■ PROBLEM TO SOLVE: Return the records, each one exactly as written.

----- THE DATA

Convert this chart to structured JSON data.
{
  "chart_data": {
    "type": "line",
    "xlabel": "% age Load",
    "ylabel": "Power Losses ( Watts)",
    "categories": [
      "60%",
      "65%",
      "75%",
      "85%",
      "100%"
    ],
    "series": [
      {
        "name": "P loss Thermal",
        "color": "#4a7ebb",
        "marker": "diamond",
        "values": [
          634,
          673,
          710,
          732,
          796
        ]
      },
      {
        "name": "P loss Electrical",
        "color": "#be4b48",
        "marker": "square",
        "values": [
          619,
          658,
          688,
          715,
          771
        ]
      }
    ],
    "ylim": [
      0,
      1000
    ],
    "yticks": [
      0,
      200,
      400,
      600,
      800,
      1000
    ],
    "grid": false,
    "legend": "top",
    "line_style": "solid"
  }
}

----------

■ TASK OUTPUT:
Convert this chart to structured JSON data.
{
  "chart_data": {
    "type": "line",
    "xlabel": "% age Load",
    "ylabel": "Power Losses ( Watts)",
    "categories": [
      "60%",
      "65%",
      "75%",
      "85%",
      "100%"
    ],
    "series": [
      {
        "name": "P loss Thermal",
        "color": "#4a7ebb",
        "marker": "diamond",
        "values": [
          634,
          673,
          710,
          732,
          796
        ]
      },
      {
        "name": "P loss Electrical",
        "color": "#be4b48",
        "marker": "square",
        "values": [
          619,
          658,
          688,
          715,
          771
        ]
      }
    ],
    "ylim": [
      0,
      1000
    ],
    "yticks": [
      0,
      200,
      400,
      600,
      800,
      1000
    ],
    "grid": false,
    "legend": "top",
    "line_style": "solid"
  }
}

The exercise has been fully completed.